*To do*
Repeat the data below word for word, starting at the first line and ending at the line that contains "map-outline xyxy=(19,72,1229,688)".

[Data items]
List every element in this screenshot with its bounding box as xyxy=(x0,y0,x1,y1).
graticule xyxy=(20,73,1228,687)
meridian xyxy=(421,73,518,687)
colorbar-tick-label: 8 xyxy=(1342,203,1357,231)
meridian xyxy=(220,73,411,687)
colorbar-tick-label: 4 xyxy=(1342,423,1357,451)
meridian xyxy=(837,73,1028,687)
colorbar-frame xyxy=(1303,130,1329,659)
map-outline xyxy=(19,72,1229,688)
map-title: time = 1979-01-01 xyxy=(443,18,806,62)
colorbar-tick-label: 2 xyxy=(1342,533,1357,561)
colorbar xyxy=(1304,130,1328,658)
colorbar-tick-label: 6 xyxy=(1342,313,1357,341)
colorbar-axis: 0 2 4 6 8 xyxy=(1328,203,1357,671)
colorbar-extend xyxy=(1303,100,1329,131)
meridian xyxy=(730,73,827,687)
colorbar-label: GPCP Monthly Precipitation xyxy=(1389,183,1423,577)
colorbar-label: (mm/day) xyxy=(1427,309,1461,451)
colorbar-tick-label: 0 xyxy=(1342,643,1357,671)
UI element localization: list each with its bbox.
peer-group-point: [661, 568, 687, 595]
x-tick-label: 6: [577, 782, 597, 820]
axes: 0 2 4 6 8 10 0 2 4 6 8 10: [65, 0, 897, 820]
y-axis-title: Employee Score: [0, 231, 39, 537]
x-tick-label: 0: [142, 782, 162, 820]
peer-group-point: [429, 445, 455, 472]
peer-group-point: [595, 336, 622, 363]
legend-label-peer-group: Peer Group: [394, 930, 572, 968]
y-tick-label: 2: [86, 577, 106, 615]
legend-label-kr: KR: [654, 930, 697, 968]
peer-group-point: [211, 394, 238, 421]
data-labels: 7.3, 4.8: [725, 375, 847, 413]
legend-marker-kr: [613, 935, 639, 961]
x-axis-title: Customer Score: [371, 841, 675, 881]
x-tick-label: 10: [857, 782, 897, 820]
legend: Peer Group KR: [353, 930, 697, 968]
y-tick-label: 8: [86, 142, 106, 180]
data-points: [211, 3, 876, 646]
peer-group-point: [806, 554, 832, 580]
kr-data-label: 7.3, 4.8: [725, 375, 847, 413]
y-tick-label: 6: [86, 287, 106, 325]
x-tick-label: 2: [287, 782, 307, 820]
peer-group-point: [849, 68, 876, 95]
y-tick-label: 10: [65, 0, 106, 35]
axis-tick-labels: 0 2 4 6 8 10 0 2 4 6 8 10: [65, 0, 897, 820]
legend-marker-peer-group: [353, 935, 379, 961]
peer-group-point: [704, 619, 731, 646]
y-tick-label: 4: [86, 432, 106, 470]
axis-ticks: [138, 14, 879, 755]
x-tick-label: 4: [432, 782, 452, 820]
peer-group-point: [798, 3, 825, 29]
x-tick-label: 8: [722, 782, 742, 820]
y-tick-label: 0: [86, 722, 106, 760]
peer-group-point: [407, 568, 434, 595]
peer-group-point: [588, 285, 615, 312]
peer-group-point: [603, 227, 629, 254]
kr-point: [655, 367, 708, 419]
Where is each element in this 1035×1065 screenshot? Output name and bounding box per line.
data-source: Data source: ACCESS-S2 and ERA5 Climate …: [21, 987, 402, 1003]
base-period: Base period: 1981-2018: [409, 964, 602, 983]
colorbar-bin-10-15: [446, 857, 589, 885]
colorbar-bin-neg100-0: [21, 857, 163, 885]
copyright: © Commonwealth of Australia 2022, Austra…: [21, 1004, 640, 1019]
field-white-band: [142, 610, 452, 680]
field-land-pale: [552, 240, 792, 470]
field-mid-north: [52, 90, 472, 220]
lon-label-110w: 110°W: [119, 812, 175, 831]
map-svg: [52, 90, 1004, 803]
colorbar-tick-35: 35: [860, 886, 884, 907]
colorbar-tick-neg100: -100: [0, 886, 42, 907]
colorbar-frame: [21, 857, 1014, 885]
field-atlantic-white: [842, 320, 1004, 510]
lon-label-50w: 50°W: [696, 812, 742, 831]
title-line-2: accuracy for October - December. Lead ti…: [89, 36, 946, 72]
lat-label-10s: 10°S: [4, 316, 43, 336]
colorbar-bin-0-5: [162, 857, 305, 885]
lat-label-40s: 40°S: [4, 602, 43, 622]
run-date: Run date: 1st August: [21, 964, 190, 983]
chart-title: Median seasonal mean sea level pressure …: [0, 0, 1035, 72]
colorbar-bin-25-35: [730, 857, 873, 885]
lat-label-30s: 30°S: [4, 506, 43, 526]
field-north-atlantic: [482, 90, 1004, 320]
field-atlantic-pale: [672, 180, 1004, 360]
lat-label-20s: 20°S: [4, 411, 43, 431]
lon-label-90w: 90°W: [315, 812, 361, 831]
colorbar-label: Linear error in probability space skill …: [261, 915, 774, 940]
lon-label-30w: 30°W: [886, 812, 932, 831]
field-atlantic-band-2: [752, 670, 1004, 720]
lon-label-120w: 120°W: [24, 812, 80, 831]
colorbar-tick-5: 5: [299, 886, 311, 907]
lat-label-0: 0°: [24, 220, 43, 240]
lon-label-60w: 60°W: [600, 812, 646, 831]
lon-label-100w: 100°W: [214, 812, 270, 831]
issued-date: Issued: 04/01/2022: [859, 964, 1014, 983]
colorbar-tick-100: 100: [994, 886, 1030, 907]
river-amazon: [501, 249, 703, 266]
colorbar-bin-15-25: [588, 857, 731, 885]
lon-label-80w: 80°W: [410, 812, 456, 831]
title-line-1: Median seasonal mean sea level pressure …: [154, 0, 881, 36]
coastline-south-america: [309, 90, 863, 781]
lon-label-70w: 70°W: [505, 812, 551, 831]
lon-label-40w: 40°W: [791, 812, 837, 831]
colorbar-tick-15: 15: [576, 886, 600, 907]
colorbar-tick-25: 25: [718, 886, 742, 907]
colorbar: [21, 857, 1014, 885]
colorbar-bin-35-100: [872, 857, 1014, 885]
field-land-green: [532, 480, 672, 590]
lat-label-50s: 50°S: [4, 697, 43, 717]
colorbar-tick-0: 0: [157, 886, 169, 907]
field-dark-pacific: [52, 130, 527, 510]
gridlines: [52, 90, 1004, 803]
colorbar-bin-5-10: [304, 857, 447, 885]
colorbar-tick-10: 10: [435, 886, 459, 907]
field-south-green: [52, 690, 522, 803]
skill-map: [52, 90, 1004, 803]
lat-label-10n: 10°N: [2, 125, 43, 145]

*Task answer*
List every element in this screenshot with its bounding box as xyxy=(x0,y0,x1,y1).
graticule xyxy=(20,73,1228,687)
meridian xyxy=(421,73,518,687)
colorbar-tick-label: 8 xyxy=(1342,203,1357,231)
meridian xyxy=(220,73,411,687)
colorbar-tick-label: 4 xyxy=(1342,423,1357,451)
meridian xyxy=(837,73,1028,687)
colorbar-frame xyxy=(1303,130,1329,659)
map-outline xyxy=(19,72,1229,688)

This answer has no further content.